--- start of Task input ---
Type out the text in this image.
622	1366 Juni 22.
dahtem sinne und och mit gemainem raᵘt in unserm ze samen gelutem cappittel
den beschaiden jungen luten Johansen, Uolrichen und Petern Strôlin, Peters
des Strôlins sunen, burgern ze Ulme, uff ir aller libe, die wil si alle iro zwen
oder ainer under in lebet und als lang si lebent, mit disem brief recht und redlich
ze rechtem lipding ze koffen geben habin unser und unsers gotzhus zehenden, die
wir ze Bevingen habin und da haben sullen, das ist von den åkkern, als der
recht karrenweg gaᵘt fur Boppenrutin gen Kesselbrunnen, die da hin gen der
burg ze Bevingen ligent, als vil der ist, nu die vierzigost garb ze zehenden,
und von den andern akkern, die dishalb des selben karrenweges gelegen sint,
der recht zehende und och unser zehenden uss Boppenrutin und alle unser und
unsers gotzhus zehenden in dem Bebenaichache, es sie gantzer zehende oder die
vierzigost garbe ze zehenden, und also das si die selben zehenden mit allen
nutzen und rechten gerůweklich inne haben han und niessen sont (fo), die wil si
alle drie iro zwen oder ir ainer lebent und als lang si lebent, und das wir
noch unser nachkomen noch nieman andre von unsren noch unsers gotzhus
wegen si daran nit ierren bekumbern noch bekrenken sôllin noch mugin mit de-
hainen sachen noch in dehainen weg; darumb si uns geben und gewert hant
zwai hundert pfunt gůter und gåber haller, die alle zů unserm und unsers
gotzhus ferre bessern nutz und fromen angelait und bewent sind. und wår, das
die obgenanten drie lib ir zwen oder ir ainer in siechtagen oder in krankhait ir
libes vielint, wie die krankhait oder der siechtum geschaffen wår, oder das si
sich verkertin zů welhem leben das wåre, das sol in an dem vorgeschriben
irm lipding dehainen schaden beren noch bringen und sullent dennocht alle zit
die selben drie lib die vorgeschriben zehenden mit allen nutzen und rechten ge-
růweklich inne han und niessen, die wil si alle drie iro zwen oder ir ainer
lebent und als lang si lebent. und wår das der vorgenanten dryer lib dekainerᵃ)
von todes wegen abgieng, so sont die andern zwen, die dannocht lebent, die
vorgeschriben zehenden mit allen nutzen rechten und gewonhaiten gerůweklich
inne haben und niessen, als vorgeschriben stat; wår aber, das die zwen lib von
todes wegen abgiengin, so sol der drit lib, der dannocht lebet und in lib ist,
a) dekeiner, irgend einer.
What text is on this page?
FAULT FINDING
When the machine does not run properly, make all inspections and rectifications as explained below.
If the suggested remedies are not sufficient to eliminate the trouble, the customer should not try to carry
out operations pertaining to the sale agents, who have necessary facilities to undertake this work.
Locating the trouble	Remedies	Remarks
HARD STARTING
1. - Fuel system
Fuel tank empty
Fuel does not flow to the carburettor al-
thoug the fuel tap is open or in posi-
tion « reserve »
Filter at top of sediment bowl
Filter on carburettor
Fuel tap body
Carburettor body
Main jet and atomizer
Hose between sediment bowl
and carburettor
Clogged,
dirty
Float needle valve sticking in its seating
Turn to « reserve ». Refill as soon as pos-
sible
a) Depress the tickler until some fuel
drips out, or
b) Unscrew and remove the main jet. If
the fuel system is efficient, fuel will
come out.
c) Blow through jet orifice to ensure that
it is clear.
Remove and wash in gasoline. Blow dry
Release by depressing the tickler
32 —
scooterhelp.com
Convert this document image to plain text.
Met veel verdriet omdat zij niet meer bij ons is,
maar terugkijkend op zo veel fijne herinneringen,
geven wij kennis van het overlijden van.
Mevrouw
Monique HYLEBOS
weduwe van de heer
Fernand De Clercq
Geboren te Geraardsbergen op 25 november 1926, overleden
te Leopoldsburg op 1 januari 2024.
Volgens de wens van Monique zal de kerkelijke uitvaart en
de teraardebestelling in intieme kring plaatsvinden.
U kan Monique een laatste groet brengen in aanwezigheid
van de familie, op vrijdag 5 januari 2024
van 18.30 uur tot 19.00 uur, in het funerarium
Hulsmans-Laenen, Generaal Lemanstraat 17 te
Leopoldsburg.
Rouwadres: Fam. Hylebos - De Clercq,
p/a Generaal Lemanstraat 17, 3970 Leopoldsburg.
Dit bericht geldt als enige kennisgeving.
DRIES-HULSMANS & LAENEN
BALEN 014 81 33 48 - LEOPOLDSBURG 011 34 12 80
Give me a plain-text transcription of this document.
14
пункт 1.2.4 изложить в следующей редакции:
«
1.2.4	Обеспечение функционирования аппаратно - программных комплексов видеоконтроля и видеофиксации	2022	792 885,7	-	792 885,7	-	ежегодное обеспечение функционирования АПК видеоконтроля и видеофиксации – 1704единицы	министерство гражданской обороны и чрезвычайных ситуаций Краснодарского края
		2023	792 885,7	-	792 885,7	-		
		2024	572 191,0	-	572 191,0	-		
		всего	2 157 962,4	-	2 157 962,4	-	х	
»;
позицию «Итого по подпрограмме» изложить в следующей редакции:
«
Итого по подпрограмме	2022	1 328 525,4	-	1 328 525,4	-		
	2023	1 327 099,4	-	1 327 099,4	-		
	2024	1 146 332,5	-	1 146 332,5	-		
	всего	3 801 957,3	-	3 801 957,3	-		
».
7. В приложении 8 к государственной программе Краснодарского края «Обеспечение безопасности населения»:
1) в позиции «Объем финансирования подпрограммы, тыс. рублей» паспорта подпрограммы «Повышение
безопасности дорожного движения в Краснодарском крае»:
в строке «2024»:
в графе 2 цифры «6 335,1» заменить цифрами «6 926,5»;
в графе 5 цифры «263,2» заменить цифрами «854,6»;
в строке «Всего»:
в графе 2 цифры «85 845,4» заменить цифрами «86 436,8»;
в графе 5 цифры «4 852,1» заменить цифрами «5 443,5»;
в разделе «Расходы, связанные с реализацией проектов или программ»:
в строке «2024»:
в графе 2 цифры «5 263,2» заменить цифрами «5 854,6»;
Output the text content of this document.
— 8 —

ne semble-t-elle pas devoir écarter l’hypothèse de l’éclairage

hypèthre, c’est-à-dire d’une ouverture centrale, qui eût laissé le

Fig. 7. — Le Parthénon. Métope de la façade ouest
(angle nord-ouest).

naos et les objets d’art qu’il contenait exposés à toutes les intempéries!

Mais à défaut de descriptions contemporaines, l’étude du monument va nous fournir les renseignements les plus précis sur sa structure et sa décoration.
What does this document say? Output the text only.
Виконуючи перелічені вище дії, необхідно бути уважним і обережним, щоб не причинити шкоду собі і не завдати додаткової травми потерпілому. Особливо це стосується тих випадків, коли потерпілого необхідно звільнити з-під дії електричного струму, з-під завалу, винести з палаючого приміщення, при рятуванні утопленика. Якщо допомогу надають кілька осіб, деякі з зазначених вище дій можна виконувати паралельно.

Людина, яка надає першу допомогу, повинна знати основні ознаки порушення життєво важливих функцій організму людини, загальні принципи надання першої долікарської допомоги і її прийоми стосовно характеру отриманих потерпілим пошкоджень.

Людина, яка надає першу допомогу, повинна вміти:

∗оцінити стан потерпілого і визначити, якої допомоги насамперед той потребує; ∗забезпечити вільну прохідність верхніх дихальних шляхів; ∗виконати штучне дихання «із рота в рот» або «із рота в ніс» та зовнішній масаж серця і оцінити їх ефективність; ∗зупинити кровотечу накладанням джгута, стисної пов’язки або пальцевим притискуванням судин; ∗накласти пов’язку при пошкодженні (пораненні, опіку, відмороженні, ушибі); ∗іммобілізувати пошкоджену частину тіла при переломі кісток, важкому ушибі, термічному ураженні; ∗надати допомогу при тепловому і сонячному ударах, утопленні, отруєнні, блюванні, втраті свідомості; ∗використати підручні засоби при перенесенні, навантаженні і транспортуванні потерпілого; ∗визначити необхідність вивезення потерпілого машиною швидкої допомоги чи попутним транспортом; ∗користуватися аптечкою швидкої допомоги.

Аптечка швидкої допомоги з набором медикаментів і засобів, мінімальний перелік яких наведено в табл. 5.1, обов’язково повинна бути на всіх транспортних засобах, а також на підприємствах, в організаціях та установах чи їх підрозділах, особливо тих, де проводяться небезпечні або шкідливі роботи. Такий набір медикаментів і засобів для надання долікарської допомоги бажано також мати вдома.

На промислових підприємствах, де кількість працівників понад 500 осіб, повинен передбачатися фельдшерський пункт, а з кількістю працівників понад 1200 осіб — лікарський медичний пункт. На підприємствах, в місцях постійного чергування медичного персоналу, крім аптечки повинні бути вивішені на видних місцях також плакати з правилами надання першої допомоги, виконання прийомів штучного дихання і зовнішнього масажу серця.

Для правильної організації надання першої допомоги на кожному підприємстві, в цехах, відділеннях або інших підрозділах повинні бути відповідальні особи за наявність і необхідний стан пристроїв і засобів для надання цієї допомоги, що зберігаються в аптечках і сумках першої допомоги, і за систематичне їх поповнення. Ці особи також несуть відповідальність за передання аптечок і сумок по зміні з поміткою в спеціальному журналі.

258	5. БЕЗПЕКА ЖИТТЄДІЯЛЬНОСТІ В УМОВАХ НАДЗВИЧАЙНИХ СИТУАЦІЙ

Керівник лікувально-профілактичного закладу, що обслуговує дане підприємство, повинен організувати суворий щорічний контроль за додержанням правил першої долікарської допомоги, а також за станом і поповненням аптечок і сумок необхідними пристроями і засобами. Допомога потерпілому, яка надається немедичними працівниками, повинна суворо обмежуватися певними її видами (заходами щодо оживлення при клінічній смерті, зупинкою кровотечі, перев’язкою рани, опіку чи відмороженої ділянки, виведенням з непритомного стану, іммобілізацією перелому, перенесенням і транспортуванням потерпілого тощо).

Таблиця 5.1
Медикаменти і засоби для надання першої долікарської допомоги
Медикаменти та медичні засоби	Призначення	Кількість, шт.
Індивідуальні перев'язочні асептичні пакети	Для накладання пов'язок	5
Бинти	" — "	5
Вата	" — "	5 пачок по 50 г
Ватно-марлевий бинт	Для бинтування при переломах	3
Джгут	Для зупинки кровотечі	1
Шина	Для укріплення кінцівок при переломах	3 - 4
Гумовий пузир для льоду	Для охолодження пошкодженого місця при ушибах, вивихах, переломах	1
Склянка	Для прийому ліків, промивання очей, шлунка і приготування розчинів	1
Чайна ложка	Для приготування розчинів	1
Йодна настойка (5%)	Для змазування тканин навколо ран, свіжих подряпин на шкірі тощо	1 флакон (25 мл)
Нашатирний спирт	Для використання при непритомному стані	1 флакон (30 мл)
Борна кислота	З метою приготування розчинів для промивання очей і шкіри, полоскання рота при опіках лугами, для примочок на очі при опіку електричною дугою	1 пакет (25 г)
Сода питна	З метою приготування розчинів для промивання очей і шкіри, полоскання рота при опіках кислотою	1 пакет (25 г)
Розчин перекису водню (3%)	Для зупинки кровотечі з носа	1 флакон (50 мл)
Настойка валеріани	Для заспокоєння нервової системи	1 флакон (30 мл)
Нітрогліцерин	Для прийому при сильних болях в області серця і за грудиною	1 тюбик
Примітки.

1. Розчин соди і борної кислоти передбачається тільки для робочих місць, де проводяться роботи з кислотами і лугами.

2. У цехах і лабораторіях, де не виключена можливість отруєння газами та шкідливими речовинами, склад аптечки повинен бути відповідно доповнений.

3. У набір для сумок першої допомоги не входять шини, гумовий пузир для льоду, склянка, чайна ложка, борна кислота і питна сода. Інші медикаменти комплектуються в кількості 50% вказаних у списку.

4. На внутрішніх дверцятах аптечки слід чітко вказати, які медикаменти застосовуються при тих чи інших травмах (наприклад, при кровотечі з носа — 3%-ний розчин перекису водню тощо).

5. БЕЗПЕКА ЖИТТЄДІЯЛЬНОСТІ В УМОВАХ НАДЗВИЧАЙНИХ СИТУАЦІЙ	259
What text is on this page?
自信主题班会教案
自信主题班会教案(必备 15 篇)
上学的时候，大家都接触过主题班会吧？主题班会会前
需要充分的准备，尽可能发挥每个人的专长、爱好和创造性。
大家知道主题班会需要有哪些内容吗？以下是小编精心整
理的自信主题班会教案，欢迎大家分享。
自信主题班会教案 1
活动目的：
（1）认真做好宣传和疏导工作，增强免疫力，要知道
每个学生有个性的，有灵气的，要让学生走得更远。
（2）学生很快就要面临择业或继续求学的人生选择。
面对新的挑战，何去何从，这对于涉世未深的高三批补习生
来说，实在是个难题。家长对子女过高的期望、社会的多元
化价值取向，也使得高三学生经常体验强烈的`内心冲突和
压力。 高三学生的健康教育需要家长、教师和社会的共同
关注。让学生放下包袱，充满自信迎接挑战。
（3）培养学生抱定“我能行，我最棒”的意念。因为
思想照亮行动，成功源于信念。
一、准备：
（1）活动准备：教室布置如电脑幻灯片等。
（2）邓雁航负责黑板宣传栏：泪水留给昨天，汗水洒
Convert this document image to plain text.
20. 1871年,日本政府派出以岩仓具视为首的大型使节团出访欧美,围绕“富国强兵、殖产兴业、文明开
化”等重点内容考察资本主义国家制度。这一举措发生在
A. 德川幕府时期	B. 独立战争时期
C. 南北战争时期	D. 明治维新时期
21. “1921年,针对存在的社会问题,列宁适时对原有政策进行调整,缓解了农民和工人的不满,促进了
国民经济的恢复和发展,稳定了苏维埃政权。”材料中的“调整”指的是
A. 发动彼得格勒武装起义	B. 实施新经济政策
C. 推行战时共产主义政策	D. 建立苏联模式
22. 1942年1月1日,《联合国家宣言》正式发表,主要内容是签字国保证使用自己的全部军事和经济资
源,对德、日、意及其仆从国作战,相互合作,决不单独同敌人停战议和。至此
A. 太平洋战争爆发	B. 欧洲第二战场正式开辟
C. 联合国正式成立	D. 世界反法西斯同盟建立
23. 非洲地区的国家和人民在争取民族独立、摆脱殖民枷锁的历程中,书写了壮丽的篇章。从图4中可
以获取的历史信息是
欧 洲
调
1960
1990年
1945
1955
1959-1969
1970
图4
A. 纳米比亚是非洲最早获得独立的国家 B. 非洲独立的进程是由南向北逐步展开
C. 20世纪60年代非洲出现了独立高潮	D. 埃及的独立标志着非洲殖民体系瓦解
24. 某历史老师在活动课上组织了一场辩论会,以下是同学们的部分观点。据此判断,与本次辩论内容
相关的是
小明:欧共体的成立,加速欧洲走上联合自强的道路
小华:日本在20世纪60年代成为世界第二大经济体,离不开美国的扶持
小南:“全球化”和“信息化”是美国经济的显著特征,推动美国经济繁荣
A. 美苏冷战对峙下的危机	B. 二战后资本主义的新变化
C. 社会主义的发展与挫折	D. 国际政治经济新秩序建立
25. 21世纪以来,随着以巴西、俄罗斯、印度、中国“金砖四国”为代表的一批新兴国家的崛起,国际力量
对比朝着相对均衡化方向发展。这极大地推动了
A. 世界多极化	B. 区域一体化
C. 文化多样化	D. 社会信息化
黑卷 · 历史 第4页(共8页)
--- end of Task input ---
* **Set problem**:
From the material above, copy each line that includes the word "зупинки".

* **Written answer**:
Джгут	Для зупинки кровотечі	1
Розчин перекису водню (3%)	Для зупинки кровотечі з носа	1 флакон (50 мл)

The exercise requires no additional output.